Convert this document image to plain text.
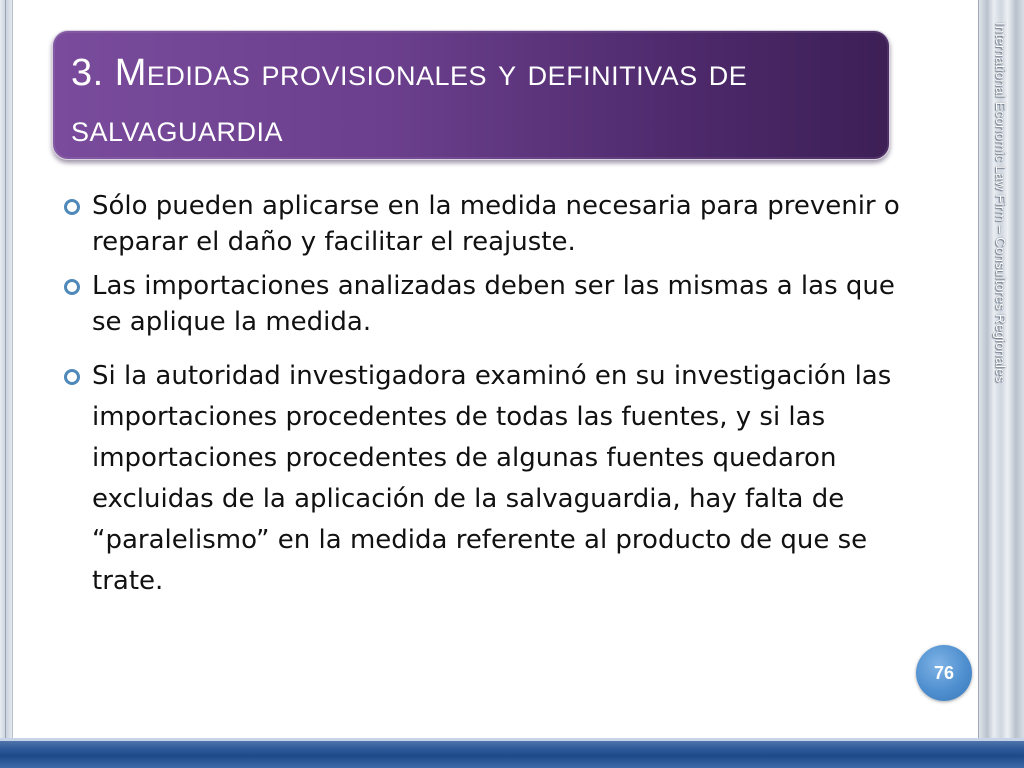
International Economic Law Firm – Consultores Regionales
3. Medidas provisionales y definitivas de salvaguardia
Sólo pueden aplicarse en la medida necesaria para prevenir o reparar el daño y facilitar el reajuste.
Las importaciones analizadas deben ser las mismas a las que se aplique la medida.
Si la autoridad investigadora examinó en su investigación las importaciones procedentes de todas las fuentes, y si las importaciones procedentes de algunas fuentes quedaron excluidas de la aplicación de la salvaguardia, hay falta de “paralelismo” en la medida referente al producto de que se trate.
76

• • • • • • •

In the entries above, find every line holding the word "salvaguardia" and copy it out.

3. Medidas provisionales y definitivas de salvaguardia
Si la autoridad investigadora examinó en su investigación las importaciones procedentes de todas las fuentes, y si las importaciones procedentes de algunas fuentes quedaron excluidas de la aplicación de la salvaguardia, hay falta de “paralelismo” en la medida referente al producto de que se trate.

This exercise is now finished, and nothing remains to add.